Wpisy danych:
--------------------------------------------------

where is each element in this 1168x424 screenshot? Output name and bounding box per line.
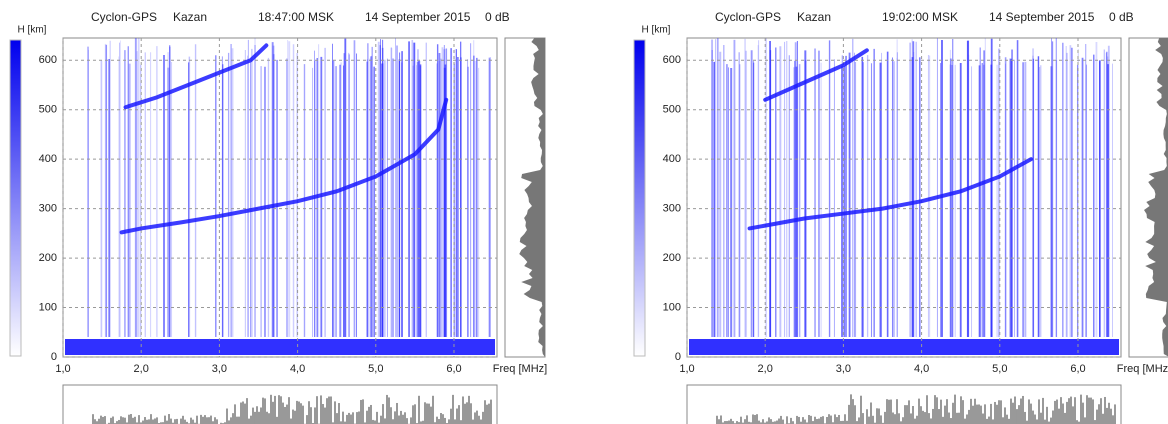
y-tick-label: 500 [663, 104, 681, 116]
x-tick-label: 4,0 [914, 363, 929, 375]
y-tick-label: 300 [663, 203, 681, 215]
y-tick-label: 0 [51, 351, 57, 363]
date: 14 September 2015 [989, 10, 1095, 24]
height-profile [1144, 38, 1168, 357]
station: Cyclon-GPS [91, 10, 157, 24]
y-tick-label: 200 [663, 252, 681, 264]
plot-area [62, 37, 498, 358]
ionogram: 1,0 2,0 3,0 4,0 5,0 6,0 0 100 200 300 400 500 600 H [… [9, 10, 547, 424]
y-axis-label: H [km] [18, 25, 47, 36]
x-tick-label: 6,0 [446, 363, 461, 375]
y-axis-label: H [km] [642, 25, 671, 36]
x-tick-label: 4,0 [290, 363, 305, 375]
frequency-histogram [686, 384, 1122, 424]
city: Kazan [797, 10, 831, 24]
reflection-trace [119, 97, 449, 235]
reflection-trace [123, 43, 269, 110]
height-profile [519, 38, 545, 357]
y-tick-label: 400 [39, 153, 57, 165]
y-tick-label: 600 [663, 54, 681, 66]
x-tick-label: 3,0 [836, 363, 851, 375]
y-tick-label: 100 [39, 301, 57, 313]
y-tick-label: 200 [39, 252, 57, 264]
y-tick-label: 600 [39, 54, 57, 66]
color-bar [9, 39, 22, 357]
color-bar [633, 39, 646, 357]
frequency-histogram [62, 384, 498, 424]
y-tick-label: 300 [39, 203, 57, 215]
x-tick-label: 2,0 [134, 363, 149, 375]
x-tick-label: 6,0 [1070, 363, 1085, 375]
ground-echo [689, 339, 1119, 355]
y-tick-label: 500 [39, 104, 57, 116]
x-tick-label: 3,0 [212, 363, 227, 375]
y-tick-label: 100 [663, 301, 681, 313]
ionogram: 1,0 2,0 3,0 4,0 5,0 6,0 0 100 200 300 400 500 600 H [… [633, 10, 1168, 424]
reflection-trace [763, 48, 869, 102]
y-tick-label: 0 [675, 351, 681, 363]
x-tick-label: 2,0 [758, 363, 773, 375]
time: 18:47:00 MSK [258, 10, 334, 24]
date: 14 September 2015 [365, 10, 471, 24]
gain: 0 dB [485, 10, 510, 24]
y-tick-label: 400 [663, 153, 681, 165]
x-axis-label: Freq [MHz] [1117, 363, 1168, 375]
gain: 0 dB [1109, 10, 1134, 24]
x-tick-label: 5,0 [992, 363, 1007, 375]
time: 19:02:00 MSK [882, 10, 958, 24]
ground-echo [65, 339, 495, 355]
x-axis-label: Freq [MHz] [493, 363, 547, 375]
city: Kazan [173, 10, 207, 24]
reflection-trace [747, 157, 1034, 231]
x-tick-label: 5,0 [368, 363, 383, 375]
x-tick-label: 1,0 [679, 363, 694, 375]
plot-area [686, 37, 1122, 358]
x-tick-label: 1,0 [55, 363, 70, 375]
station: Cyclon-GPS [715, 10, 781, 24]
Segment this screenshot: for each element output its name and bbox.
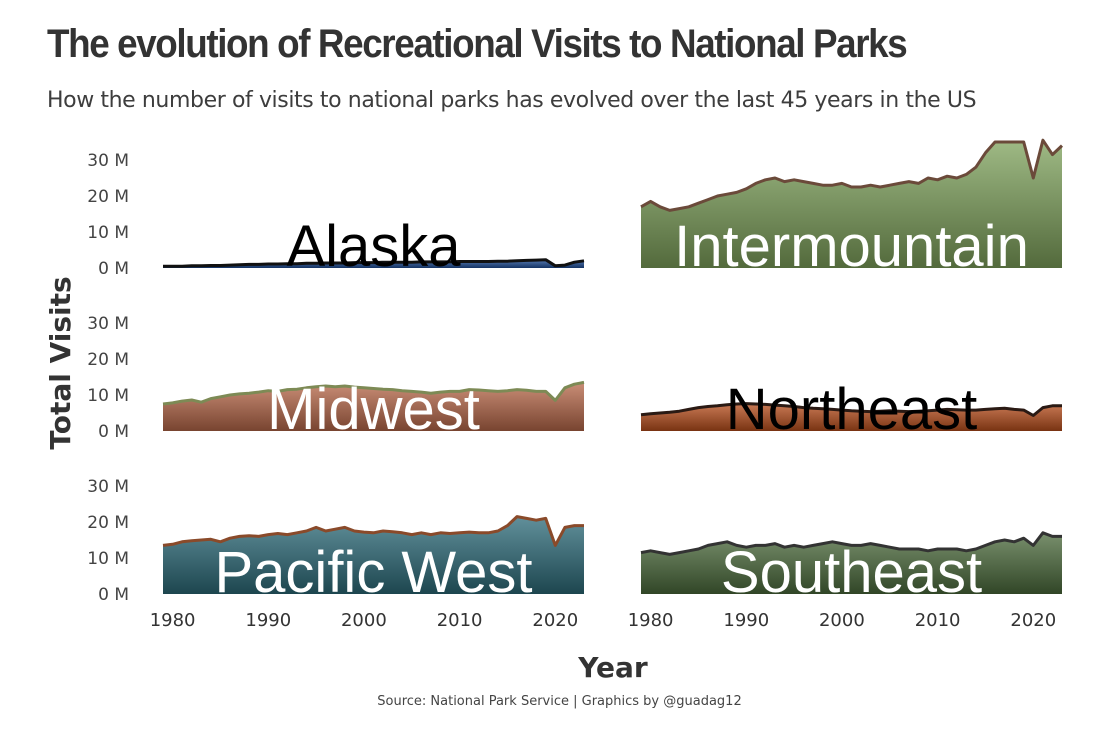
panel-pacific-west: Pacific West — [162, 515, 584, 605]
x-tick-label: 2020 — [1010, 610, 1056, 631]
line-pacific-west — [162, 515, 584, 547]
x-tick-label: 2010 — [437, 610, 483, 631]
y-tick-label: 10 M — [87, 223, 129, 243]
y-tick-label: 20 M — [87, 187, 129, 207]
y-tick-label: 0 M — [98, 259, 129, 279]
x-tick-label: 1980 — [628, 610, 674, 631]
source-caption: Source: National Park Service | Graphics… — [377, 694, 742, 709]
x-tick-label: 2020 — [532, 610, 578, 631]
line-intermountain — [640, 138, 1064, 212]
region-label-alaska: Alaska — [286, 214, 461, 279]
y-tick-label: 20 M — [87, 513, 129, 533]
y-tick-label: 30 M — [87, 151, 129, 171]
y-axis-title: Total Visits — [44, 276, 77, 449]
region-label-intermountain: Intermountain — [674, 214, 1029, 279]
region-label-midwest: Midwest — [267, 377, 480, 442]
panel-northeast: Northeast — [640, 377, 1062, 442]
panel-alaska: Alaska — [163, 214, 585, 279]
region-label-pacific-west: Pacific West — [214, 540, 532, 605]
x-tick-label: 2010 — [915, 610, 961, 631]
line-northeast — [640, 402, 1062, 417]
line-southeast — [640, 531, 1062, 556]
panel-southeast: Southeast — [640, 531, 1062, 605]
y-tick-label: 30 M — [87, 477, 129, 497]
y-tick-label: 0 M — [98, 585, 129, 605]
x-tick-label: 2000 — [819, 610, 865, 631]
chart-title: The evolution of Recreational Visits to … — [47, 22, 908, 66]
x-tick-label: 1990 — [245, 610, 291, 631]
x-tick-label: 1990 — [723, 610, 769, 631]
area-midwest — [163, 382, 584, 431]
x-axis-title: Year — [577, 651, 648, 684]
faceted-area-chart: Alaska 0 M 10 M 20 M 30 M Intermountain Midwes… — [44, 138, 1064, 684]
x-tick-label: 2000 — [341, 610, 387, 631]
chart-subtitle: How the number of visits to national par… — [47, 88, 977, 113]
panel-midwest: Midwest — [162, 377, 585, 442]
x-tick-label: 1980 — [150, 610, 196, 631]
line-alaska — [163, 258, 585, 268]
y-tick-label: 30 M — [87, 314, 129, 334]
region-label-northeast: Northeast — [726, 377, 977, 442]
y-tick-label: 10 M — [87, 386, 129, 406]
y-tick-label: 20 M — [87, 350, 129, 370]
area-intermountain — [641, 140, 1062, 268]
line-midwest — [162, 380, 585, 406]
y-tick-label: 0 M — [98, 422, 129, 442]
facet-panels: Alaska 0 M 10 M 20 M 30 M Intermountain Midwes… — [87, 138, 1064, 631]
region-label-southeast: Southeast — [721, 540, 982, 605]
panel-intermountain: Intermountain — [640, 138, 1064, 279]
y-tick-label: 10 M — [87, 549, 129, 569]
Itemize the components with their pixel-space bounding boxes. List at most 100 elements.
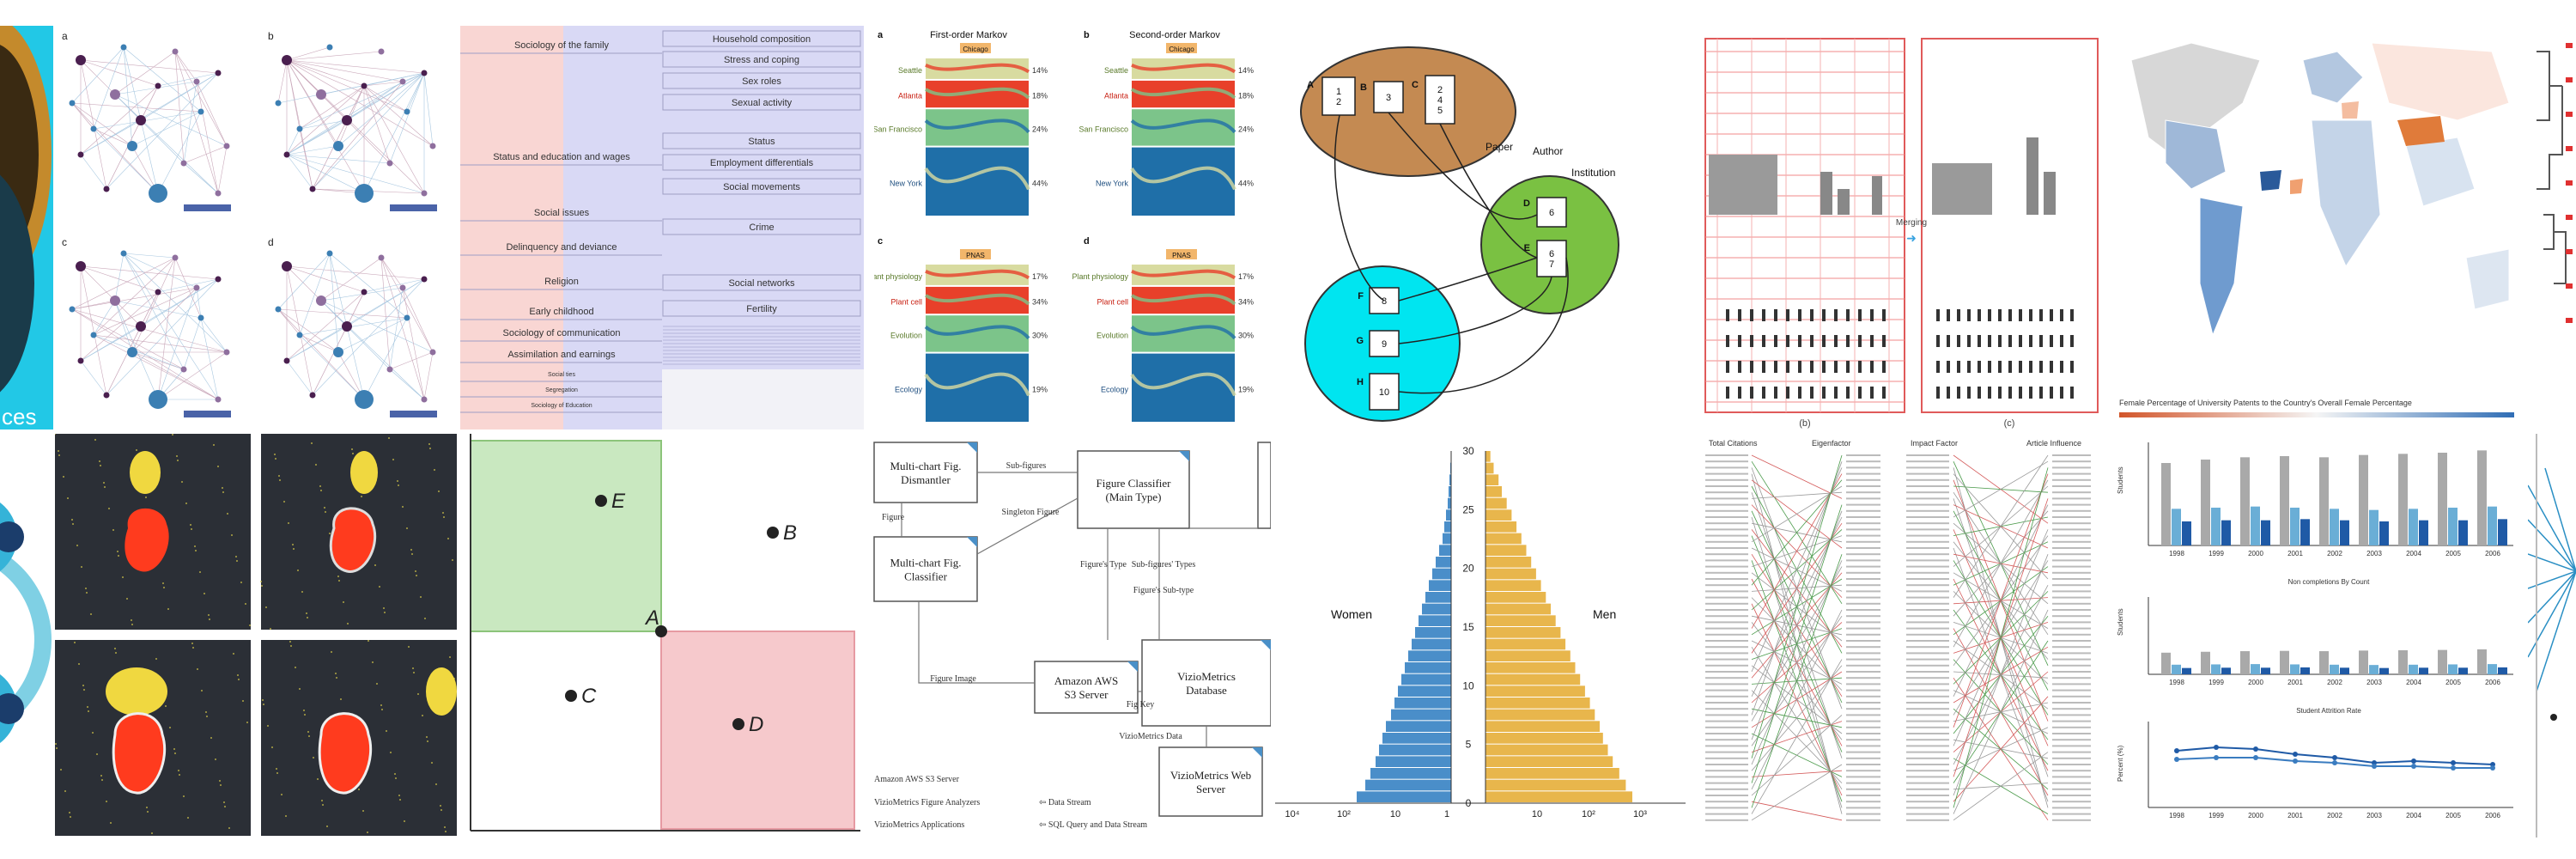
- sankey-flow-strand: [924, 372, 1030, 397]
- network-node: [77, 151, 84, 158]
- bar: [2398, 650, 2408, 674]
- bump-line: [1953, 454, 2049, 598]
- rank-label: [2052, 454, 2091, 456]
- sankey-pct-label: 19%: [1032, 385, 1048, 393]
- network-edge: [80, 119, 142, 155]
- network-edge: [71, 287, 197, 310]
- rank-label: [1906, 640, 1949, 642]
- sankey-flow-strand: [1130, 325, 1236, 340]
- flow-box-text: VizioMetrics Web: [1170, 769, 1251, 782]
- scatter-dot: [78, 663, 80, 665]
- panel-c-label: (c): [2004, 418, 2015, 429]
- rank-label: [2052, 664, 2091, 667]
- trace-mark: [1967, 361, 1971, 373]
- rank-label: [2052, 795, 2091, 796]
- men-bar: [1485, 744, 1608, 756]
- y-axis-label: Students: [2117, 466, 2124, 494]
- rank-label: [2052, 602, 2091, 605]
- scatter-dot: [398, 484, 399, 486]
- network-edge: [299, 119, 348, 130]
- network-edge: [93, 334, 219, 400]
- scatter-dot: [428, 443, 430, 445]
- network-edge: [123, 253, 219, 400]
- network-edge: [123, 253, 176, 259]
- bar: [2477, 450, 2487, 545]
- sankey-node-label: San Francisco: [1078, 125, 1128, 133]
- scatter-dot: [331, 651, 332, 653]
- rank-label: [1906, 770, 1949, 772]
- bump-header: Eigenfactor: [1812, 439, 1851, 448]
- scatter-dot: [100, 465, 101, 466]
- trace-mark: [1870, 361, 1874, 373]
- men-bar: [1485, 768, 1619, 779]
- network-edge: [389, 72, 425, 164]
- trace-mark: [1750, 387, 1753, 399]
- bar: [2300, 519, 2310, 545]
- women-bar: [1412, 638, 1451, 650]
- network-node: [180, 366, 187, 373]
- scatter-dot: [321, 800, 323, 801]
- network-edge: [106, 278, 219, 396]
- rank-label: [1705, 571, 1748, 574]
- trace-mark: [1936, 335, 1940, 347]
- sankey-title: Second-order Markov: [1129, 30, 1220, 40]
- scatter-dot: [219, 780, 221, 782]
- scatter-dot: [260, 581, 262, 582]
- scatter-dot: [304, 714, 306, 716]
- quadrant-point: [565, 690, 577, 702]
- rank-label: [2052, 751, 2091, 753]
- scatter-dot: [172, 434, 173, 436]
- rank-label: [2052, 646, 2091, 649]
- women-bar: [1432, 568, 1451, 580]
- scatter-dot: [85, 588, 87, 589]
- scatter-dot: [114, 648, 116, 649]
- rank-label: [2052, 460, 2091, 463]
- trace-mark: [1774, 309, 1777, 321]
- network-edge: [157, 72, 219, 87]
- sankey-flow-strand: [924, 166, 1030, 191]
- right-topic-box: [662, 132, 861, 149]
- women-bar: [1444, 521, 1451, 533]
- rank-label: [2052, 776, 2091, 778]
- rank-label: [1705, 472, 1748, 475]
- network-edge: [286, 59, 313, 190]
- rank-label: [1705, 739, 1748, 741]
- scatter-dot: [426, 736, 428, 738]
- bump-line: [1751, 485, 1843, 543]
- rank-label: [1846, 708, 1880, 710]
- men-bar: [1485, 650, 1571, 661]
- sankey-flow-strand: [1130, 119, 1236, 134]
- x-tick-label: 2004: [2406, 550, 2421, 557]
- scatter-dot: [444, 826, 446, 828]
- flow-box-text: Multi-chart Fig.: [890, 460, 961, 472]
- rank-label: [1705, 757, 1748, 759]
- bar: [2240, 457, 2250, 545]
- quadrant-point: [767, 527, 779, 539]
- network-edge: [114, 94, 185, 164]
- scatter-dot: [162, 582, 164, 584]
- venn-box: [1321, 76, 1356, 116]
- scatter-dot: [206, 716, 208, 717]
- scatter-dot: [227, 513, 228, 515]
- bar: [2359, 454, 2368, 545]
- rank-label: [2052, 478, 2091, 481]
- rank-label: [2052, 553, 2091, 556]
- scatter-dot: [279, 479, 281, 481]
- scatter-dot: [413, 672, 415, 673]
- right-topic-label: Employment differentials: [710, 158, 814, 168]
- rank-label: [1705, 720, 1748, 722]
- men-bar: [1485, 521, 1517, 533]
- trace-mark: [1858, 387, 1862, 399]
- rank-label: [1906, 695, 1949, 698]
- sankey-pct-label: 34%: [1032, 298, 1048, 307]
- network-node: [421, 70, 428, 76]
- trace-mark: [1750, 309, 1753, 321]
- scatter-dot: [276, 772, 278, 774]
- gel-bar: [1872, 176, 1882, 215]
- scatter-dot: [173, 748, 175, 750]
- y-tick-label: 30: [1462, 445, 1474, 457]
- scatter-dot: [374, 564, 376, 566]
- scatter-dot: [103, 482, 105, 484]
- network-edge: [363, 81, 404, 87]
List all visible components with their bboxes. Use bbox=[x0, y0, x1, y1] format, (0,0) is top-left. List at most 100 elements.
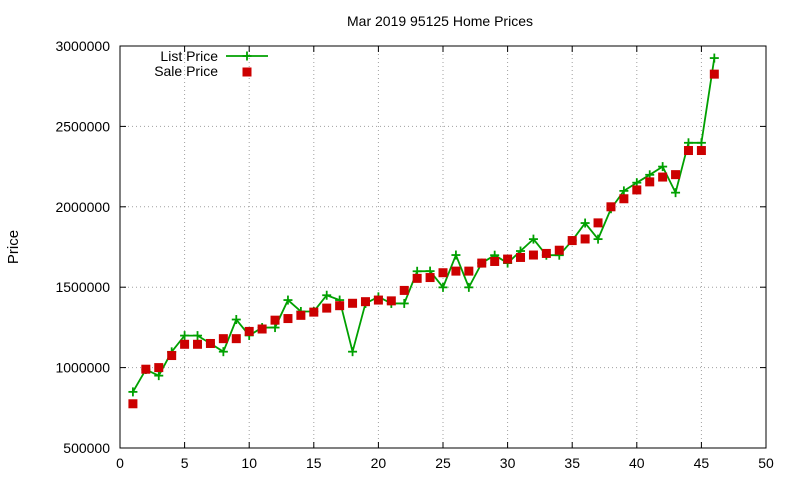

--------------------------------------------------

Proszę przedstawić w postaci tabeli Markdown wszystkie wiersze danych od wiersza zawierającego „y-tick-label: 500 [663, 104, 681, 116]” w dół aż do wiersza zawierającego „time: 18:47:00 MSK [258, 10, 334, 24]”, oba włącznie, z pominięciem pustych wierszy. Tabela powinna mieć kolumnę „Nr” z kolejnym numerem oraz kolumnę „Treść” z samym wierszem.

**Odpowiedź do zadania**:
| Nr | Treść |
|---|---|
| 1 | y-tick-label: 500 [663, 104, 681, 116] |
| 2 | x-tick-label: 4,0 [914, 363, 929, 375] |
| 3 | y-tick-label: 300 [663, 203, 681, 215] |
| 4 | y-tick-label: 0 [51, 351, 57, 363] |
| 5 | date: 14 September 2015 [989, 10, 1095, 24] |
| 6 | height-profile [1144, 38, 1168, 357] |
| 7 | station: Cyclon-GPS [91, 10, 157, 24] |
| 8 | y-tick-label: 200 [663, 252, 681, 264] |
| 9 | plot-area [62, 37, 498, 358] |
| 10 | ionogram: 1,0 2,0 3,0 4,0 5,0 6,0 0 100 200 300 400 500 600 H [… [9, 10, 547, 424] |
| 11 | y-axis-label: H [km] [18, 25, 47, 36] |
| 12 | x-tick-label: 6,0 [446, 363, 461, 375] |
| 13 | y-axis-label: H [km] [642, 25, 671, 36] |
| 14 | x-tick-label: 4,0 [290, 363, 305, 375] |
| 15 | frequency-histogram [686, 384, 1122, 424] |
| 16 | city: Kazan [797, 10, 831, 24] |
| 17 | reflection-trace [119, 97, 449, 235] |
| 18 | reflection-trace [123, 43, 269, 110] |
| 19 | height-profile [519, 38, 545, 357] |
| 20 | y-tick-label: 400 [39, 153, 57, 165] |
| 21 | y-tick-label: 600 [663, 54, 681, 66] |
| 22 | x-tick-label: 3,0 [836, 363, 851, 375] |
| 23 | y-tick-label: 100 [39, 301, 57, 313] |
| 24 | y-tick-label: 200 [39, 252, 57, 264] |
| 25 | y-tick-label: 600 [39, 54, 57, 66] |
| 26 | color-bar [9, 39, 22, 357] |
| 27 | color-bar [633, 39, 646, 357] |
| 28 | frequency-histogram [62, 384, 498, 424] |
| 29 | y-tick-label: 300 [39, 203, 57, 215] |
| 30 | x-tick-label: 2,0 [134, 363, 149, 375] |
| 31 | x-tick-label: 6,0 [1070, 363, 1085, 375] |
| 32 | ground-echo [689, 339, 1119, 355] |
| 33 | y-tick-label: 500 [39, 104, 57, 116] |
| 34 | x-tick-label: 3,0 [212, 363, 227, 375] |
| 35 | y-tick-label: 100 [663, 301, 681, 313] |
| 36 | ionogram: 1,0 2,0 3,0 4,0 5,0 6,0 0 100 200 300 400 500 600 H [… [633, 10, 1168, 424] |
| 37 | reflection-trace [763, 48, 869, 102] |
| 38 | y-tick-label: 0 [675, 351, 681, 363] |
| 39 | x-tick-label: 2,0 [758, 363, 773, 375] |
| 40 | time: 18:47:00 MSK [258, 10, 334, 24] |